◆ **WRITTEN REQUEST**
Leave out the pictures and copy everything else below exactly.

** Start EXERCISE INPUT **

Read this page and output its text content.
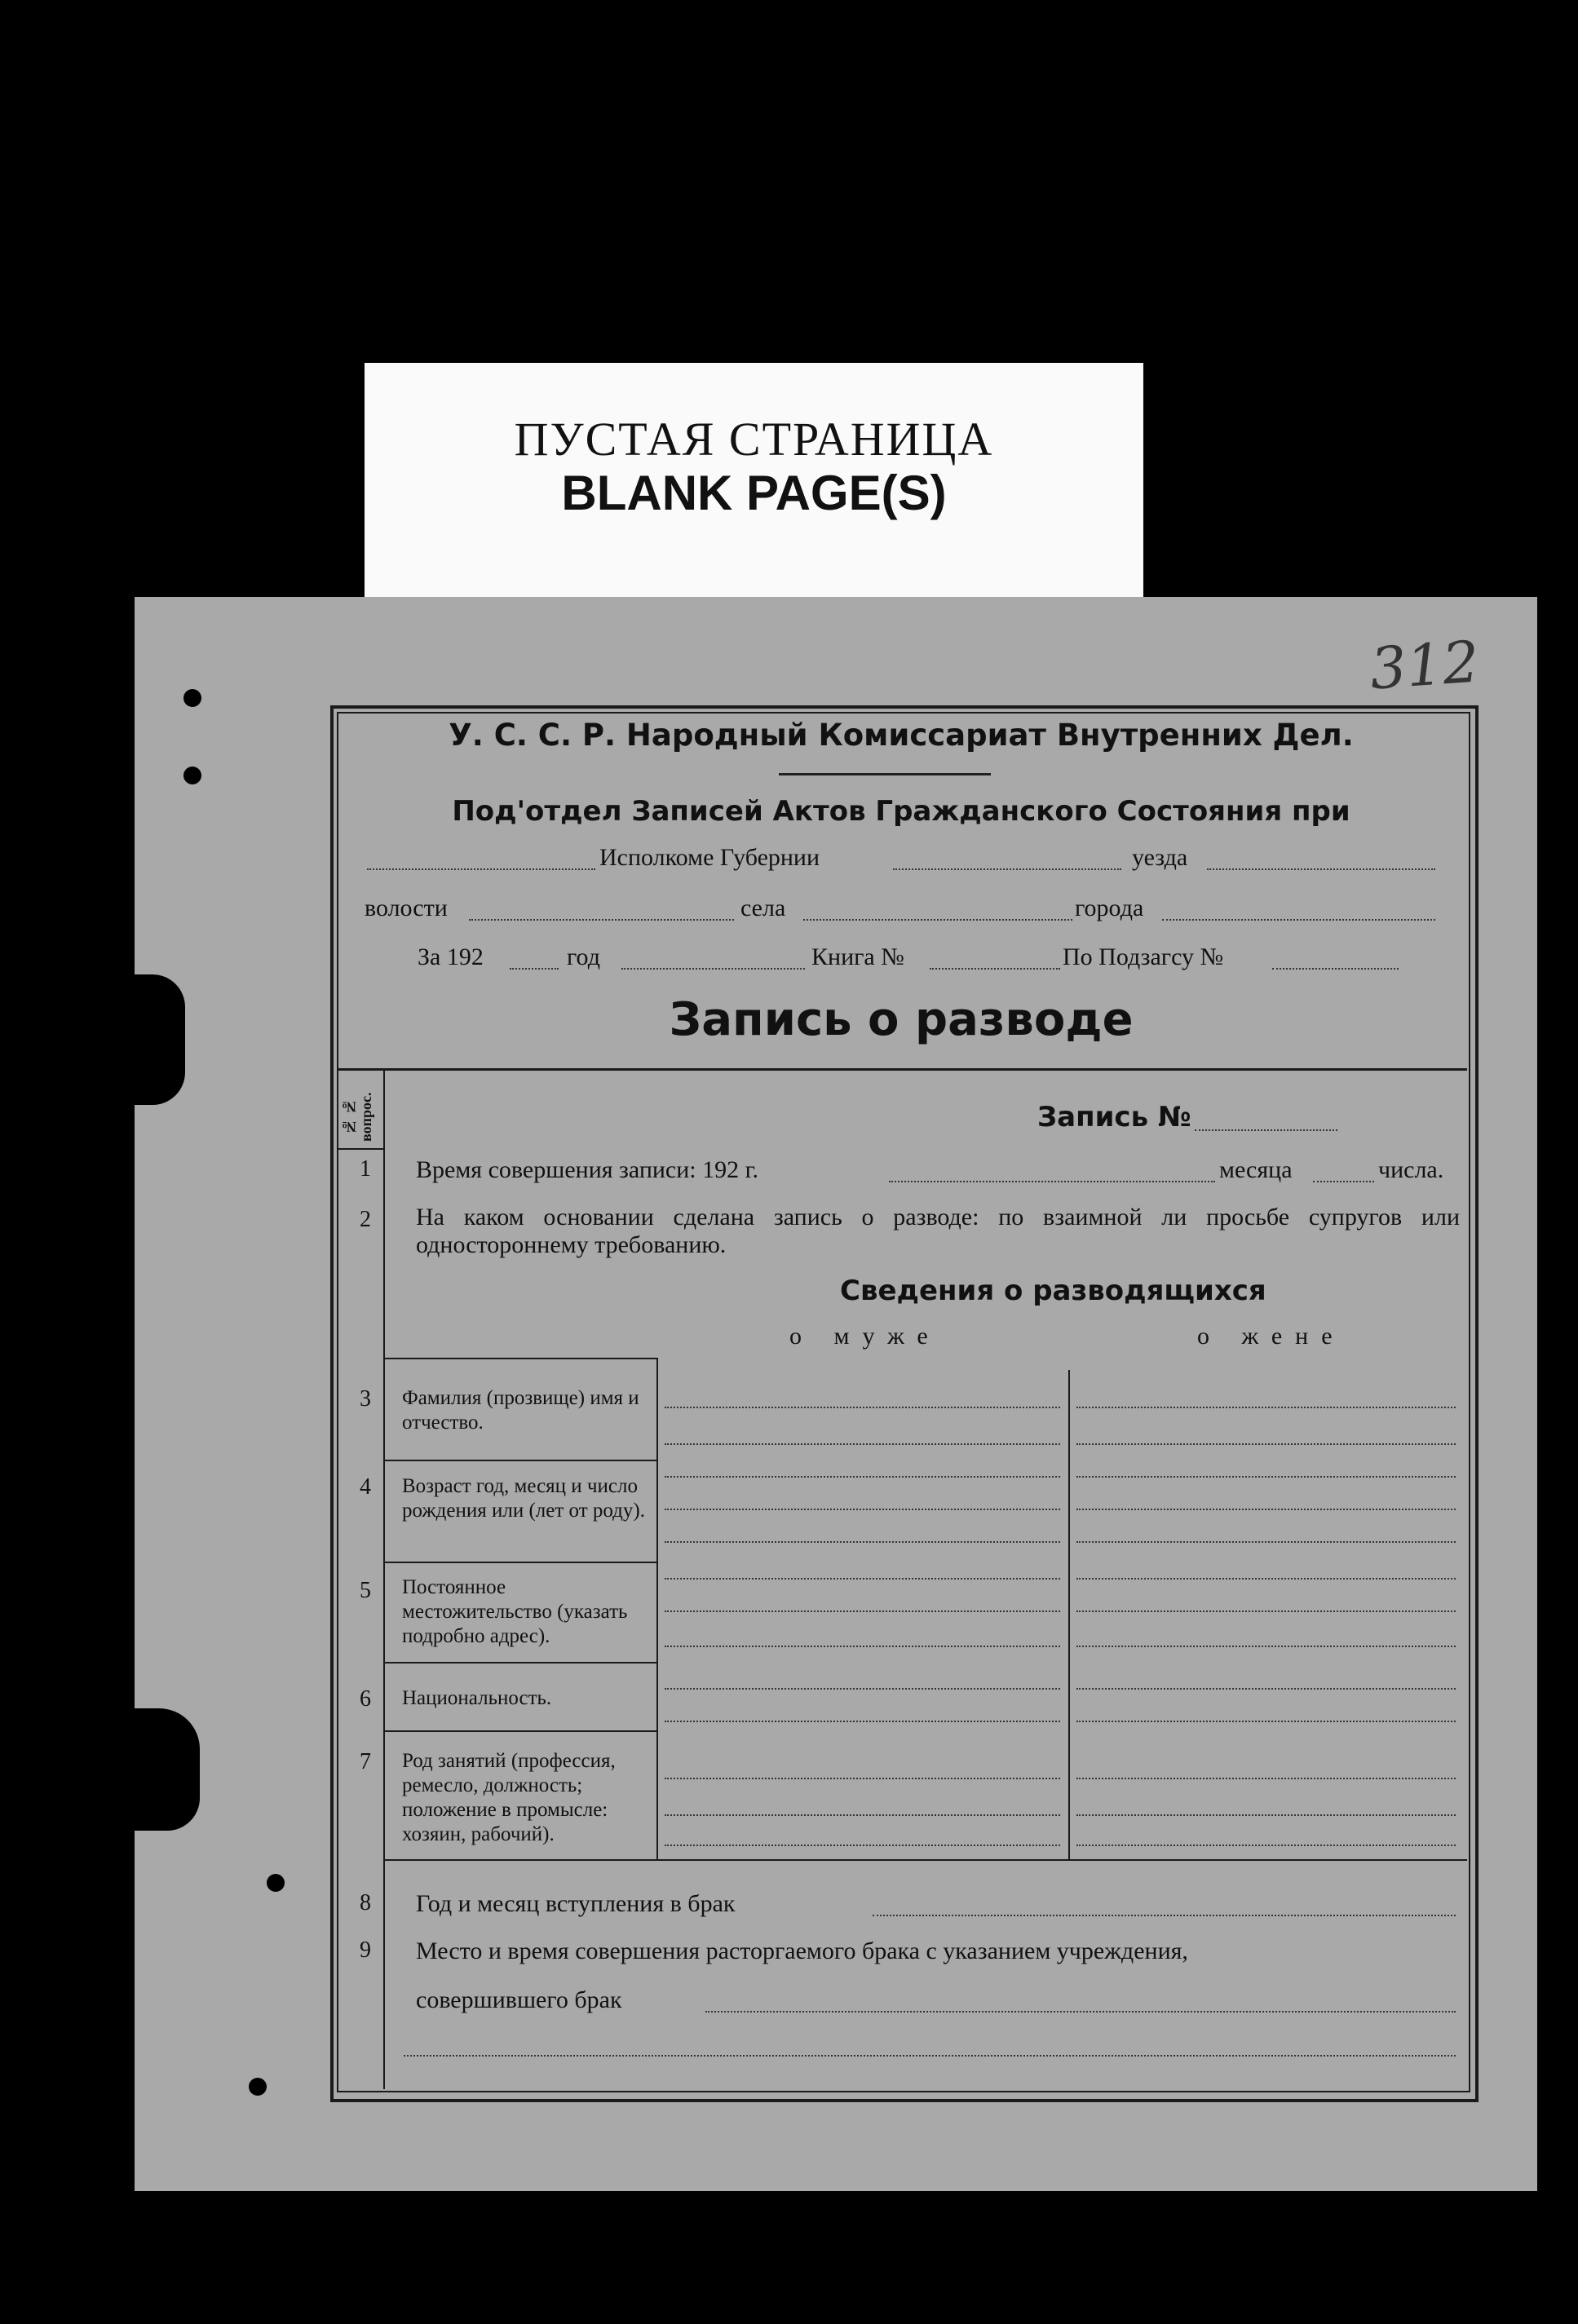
ПУСТАЯ СТРАНИЦА
BLANK PAGE(S)
312
У. С. С. Р. Народный Комиссариат Внутренних Дел.
Под'отдел Записей Актов Гражданского Состояния при
Исполкоме Губернии	уезда
волости	села	города
За 192	год	Книга №	По Подзагсу №
Запись о разводе
№ № вопрос.	Запись №
1	Время совершения записи: 192 г.	месяца	числа.
2	На каком основании сделана запись о разводе: по взаимной ли просьбе супругов или одностороннему требованию.
Сведения о разводящихся
о муже	о жене
3	Фамилия (прозвище) имя и отчество.
4	Возраст год, месяц и число рождения или (лет от роду).
5	Постоянное местожительство (указать подробно адрес).
6	Национальность.
7	Род занятий (профессия, ремесло, должность; положение в промысле: хозяин, рабочий).
8	Год и месяц вступления в брак
9	Место и время совершения расторгаемого брака с указанием учреждения,
совершившего брак
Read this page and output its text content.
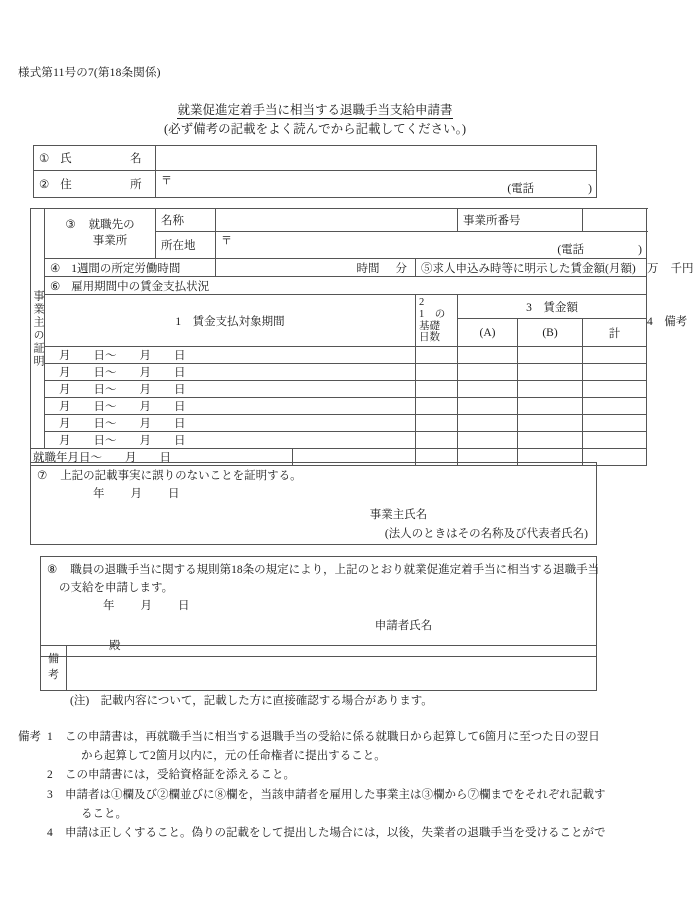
様式第11号の7(第18条関係)
就業促進定着手当に相当する退職手当支給申請書
(必ず備考の記載をよく読んでから記載してください。)
① 氏　　　名	

② 住　　　所	〒
(電話 )
事業主の証明	③ 就職先の
事業所	名称				事業所番号			

		所在地	〒
(電話 )						

	④ 1週間の所定労働時間		時間 分		⑤求人申込み時等に明示した賃金額(月額)				万 千円

	⑥ 雇用期間中の賃金支払状況								

	1　賃金支払対象期間				2
1　の
基礎
日数	3　賃金額			4　備考

						(A)	(B)	計	

	月　　日〜　　月　　日								

	月　　日〜　　月　　日								

	月　　日〜　　月　　日								

	月　　日〜　　月　　日								

	月　　日〜　　月　　日								

	月　　日〜　　月　　日								

就職年月日〜　　月　　日									

⑦ 上記の記載事実に誤りのないことを証明する。
年 月 日
事業主氏名
(法人のときはその名称及び代表者氏名)
⑧ 職員の退職手当に関する規則第18条の規定により，上記のとおり就業促進定着手当に相当する退職手当
の支給を申請します。
年 月 日
申請者氏名
殿
備
考

(注)　記載内容について，記載した方に直接確認する場合があります。
備考 1 この申請書は，再就職手当に相当する退職手当の受給に係る就職日から起算して6箇月に至つた日の翌日
から起算して2箇月以内に，元の任命権者に提出すること。
2 この申請書には，受給資格証を添えること。
3 申請者は①欄及び②欄並びに⑧欄を，当該申請者を雇用した事業主は③欄から⑦欄までをそれぞれ記載す
ること。
4 申請は正しくすること。偽りの記載をして提出した場合には，以後，失業者の退職手当を受けることがで
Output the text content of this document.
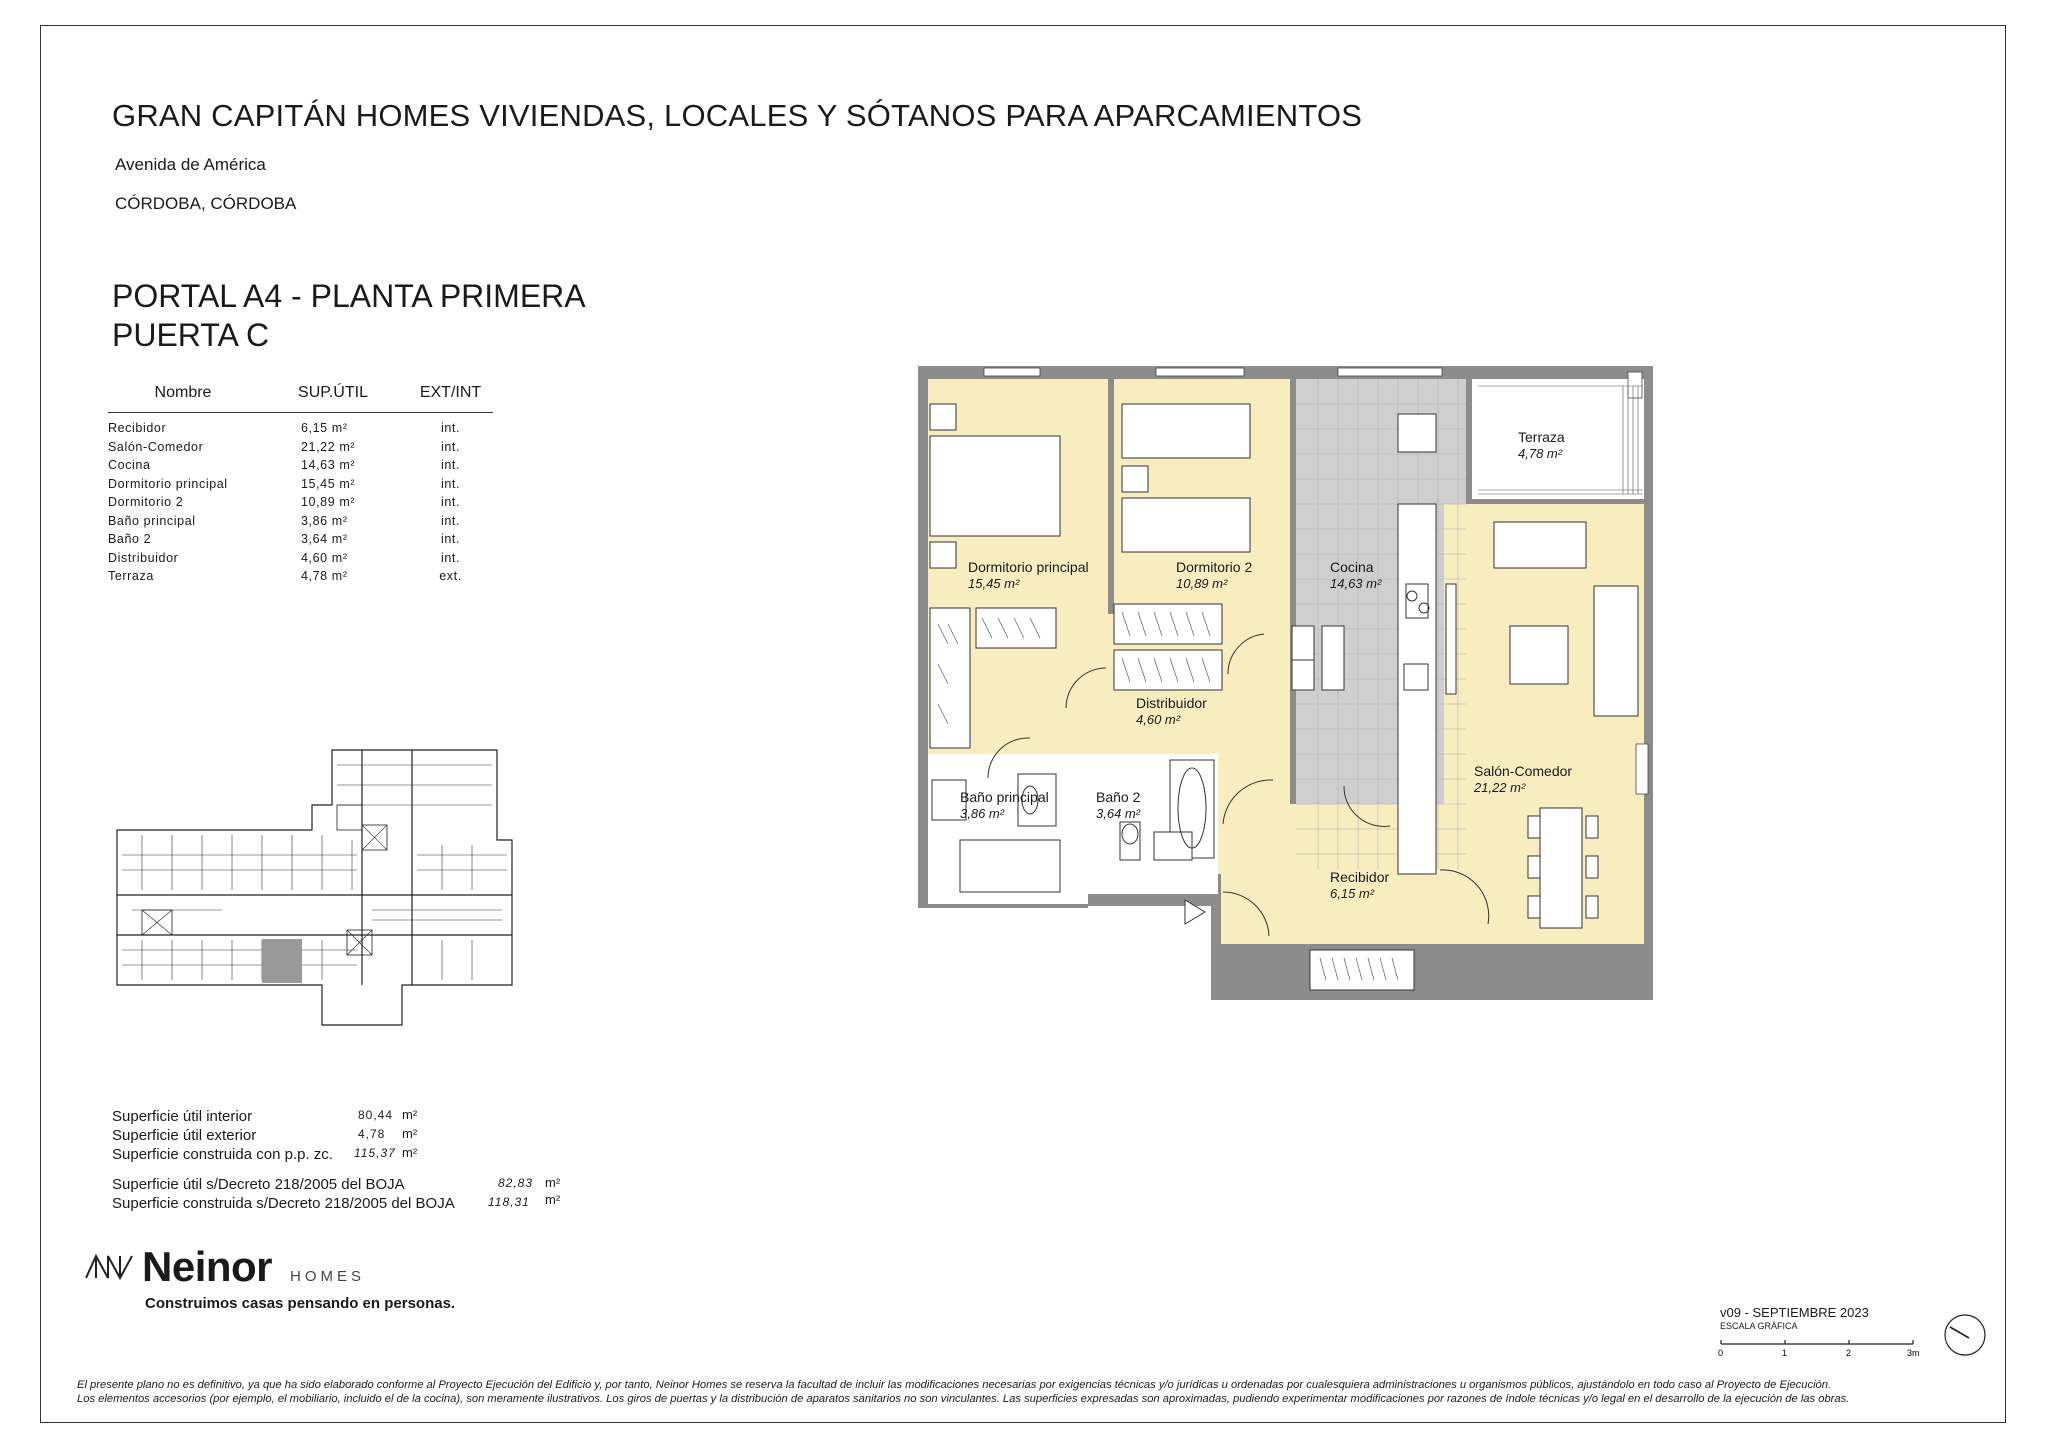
GRAN CAPITÁN HOMES VIVIENDAS, LOCALES Y SÓTANOS PARA APARCAMIENTOS
Avenida de América
CÓRDOBA, CÓRDOBA
PORTAL A4 - PLANTA PRIMERA
PUERTA C
Nombre	SUP.ÚTIL	EXT/INT

Recibidor	6,15 m²	int.
Salón-Comedor	21,22 m²	int.
Cocina	14,63 m²	int.
Dormitorio principal	15,45 m²	int.
Dormitorio 2	10,89 m²	int.
Baño principal	3,86 m²	int.
Baño 2	3,64 m²	int.
Distribuidor	4,60 m²	int.
Terraza	4,78 m²	ext.
Superficie útil interior	80,44 m²
Superficie útil exterior	4,78 m²
Superficie construida con p.p. zc. 115,37 m²
Superficie útil s/Decreto 218/2005 del BOJA	82,83 m²
Superficie construida s/Decreto 218/2005 del BOJA	118,31 m²
Neinor HOMES
Construimos casas pensando en personas.
v09 - SEPTIEMBRE 2023
ESCALA GRÁFICA
0	1	2	3m
Dormitorio principal
15,45 m²
Dormitorio 2
10,89 m²
Cocina
14,63 m²
Terraza
4,78 m²
Distribuidor
4,60 m²
Baño principal
3,86 m²
Baño 2
3,64 m²
Salón-Comedor
21,22 m²
Recibidor
6,15 m²
El presente plano no es definitivo, ya que ha sido elaborado conforme al Proyecto Ejecución del Edificio y, por tanto, Neinor Homes se reserva la facultad de incluir las modificaciones necesarias por exigencias técnicas y/o jurídicas u ordenadas por cualesquiera administraciones u organismos públicos, ajustándolo en todo caso al Proyecto de Ejecución.
Los elementos accesorios (por ejemplo, el mobiliario, incluido el de la cocina), son meramente ilustrativos. Los giros de puertas y la distribución de aparatos sanitarios no son vinculantes. Las superficies expresadas son aproximadas, pudiendo experimentar modificaciones por razones de índole técnicas y/o legal en el desarrollo de la ejecución de las obras.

** End EXERCISE INPUT **

◆ **OUTPUT FOR THIS EXERCISE**
Read this page and output its text content.
ПУСТАЯ СТРАНИЦА
BLANK PAGE(S)
312
У. С. С. Р. Народный Комиссариат Внутренних Дел.
Под'отдел Записей Актов Гражданского Состояния при
Исполкоме Губернии	уезда
волости	села	города
За 192	год	Книга №	По Подзагсу №
Запись о разводе
№ № вопрос.	Запись №
1	Время совершения записи: 192 г.	месяца	числа.
2	На каком основании сделана запись о разводе: по взаимной ли просьбе супругов или одностороннему требованию.
Сведения о разводящихся
о муже	о жене
3	Фамилия (прозвище) имя и отчество.
4	Возраст год, месяц и число рождения или (лет от роду).
5	Постоянное местожительство (указать подробно адрес).
6	Национальность.
7	Род занятий (профессия, ремесло, должность; положение в промысле: хозяин, рабочий).
8	Год и месяц вступления в брак
9	Место и время совершения расторгаемого брака с указанием учреждения,
совершившего брак
Read this page and output its text content.
様式第11号の7(第18条関係)
就業促進定着手当に相当する退職手当支給申請書
(必ず備考の記載をよく読んでから記載してください。)
① 氏　　　名	

② 住　　　所	〒
(電話 )
事業主の証明	③ 就職先の
事業所	名称				事業所番号			

		所在地	〒
(電話 )						

	④ 1週間の所定労働時間		時間 分		⑤求人申込み時等に明示した賃金額(月額)				万 千円

	⑥ 雇用期間中の賃金支払状況								

	1　賃金支払対象期間				2
1　の
基礎
日数	3　賃金額			4　備考

						(A)	(B)	計	

	月　　日〜　　月　　日								

	月　　日〜　　月　　日								

	月　　日〜　　月　　日								

	月　　日〜　　月　　日								

	月　　日〜　　月　　日								

	月　　日〜　　月　　日								

就職年月日〜　　月　　日									

⑦ 上記の記載事実に誤りのないことを証明する。
年 月 日
事業主氏名
(法人のときはその名称及び代表者氏名)
⑧ 職員の退職手当に関する規則第18条の規定により，上記のとおり就業促進定着手当に相当する退職手当
の支給を申請します。
年 月 日
申請者氏名
殿
備
考

(注)　記載内容について，記載した方に直接確認する場合があります。
備考 1 この申請書は，再就職手当に相当する退職手当の受給に係る就職日から起算して6箇月に至つた日の翌日
から起算して2箇月以内に，元の任命権者に提出すること。
2 この申請書には，受給資格証を添えること。
3 申請者は①欄及び②欄並びに⑧欄を，当該申請者を雇用した事業主は③欄から⑦欄までをそれぞれ記載す
ること。
4 申請は正しくすること。偽りの記載をして提出した場合には，以後，失業者の退職手当を受けることがで
Output the text content of this document.
GRAN CAPITÁN HOMES VIVIENDAS, LOCALES Y SÓTANOS PARA APARCAMIENTOS
Avenida de América
CÓRDOBA, CÓRDOBA
PORTAL A4 - PLANTA PRIMERA
PUERTA C
Nombre	SUP.ÚTIL	EXT/INT

Recibidor	6,15 m²	int.
Salón-Comedor	21,22 m²	int.
Cocina	14,63 m²	int.
Dormitorio principal	15,45 m²	int.
Dormitorio 2	10,89 m²	int.
Baño principal	3,86 m²	int.
Baño 2	3,64 m²	int.
Distribuidor	4,60 m²	int.
Terraza	4,78 m²	ext.
Superficie útil interior	80,44 m²
Superficie útil exterior	4,78 m²
Superficie construida con p.p. zc. 115,37 m²
Superficie útil s/Decreto 218/2005 del BOJA	82,83 m²
Superficie construida s/Decreto 218/2005 del BOJA	118,31 m²
Neinor HOMES
Construimos casas pensando en personas.
v09 - SEPTIEMBRE 2023
ESCALA GRÁFICA
0	1	2	3m
Dormitorio principal
15,45 m²
Dormitorio 2
10,89 m²
Cocina
14,63 m²
Terraza
4,78 m²
Distribuidor
4,60 m²
Baño principal
3,86 m²
Baño 2
3,64 m²
Salón-Comedor
21,22 m²
Recibidor
6,15 m²
El presente plano no es definitivo, ya que ha sido elaborado conforme al Proyecto Ejecución del Edificio y, por tanto, Neinor Homes se reserva la facultad de incluir las modificaciones necesarias por exigencias técnicas y/o jurídicas u ordenadas por cualesquiera administraciones u organismos públicos, ajustándolo en todo caso al Proyecto de Ejecución.
Los elementos accesorios (por ejemplo, el mobiliario, incluido el de la cocina), son meramente ilustrativos. Los giros de puertas y la distribución de aparatos sanitarios no son vinculantes. Las superficies expresadas son aproximadas, pudiendo experimentar modificaciones por razones de índole técnicas y/o legal en el desarrollo de la ejecución de las obras.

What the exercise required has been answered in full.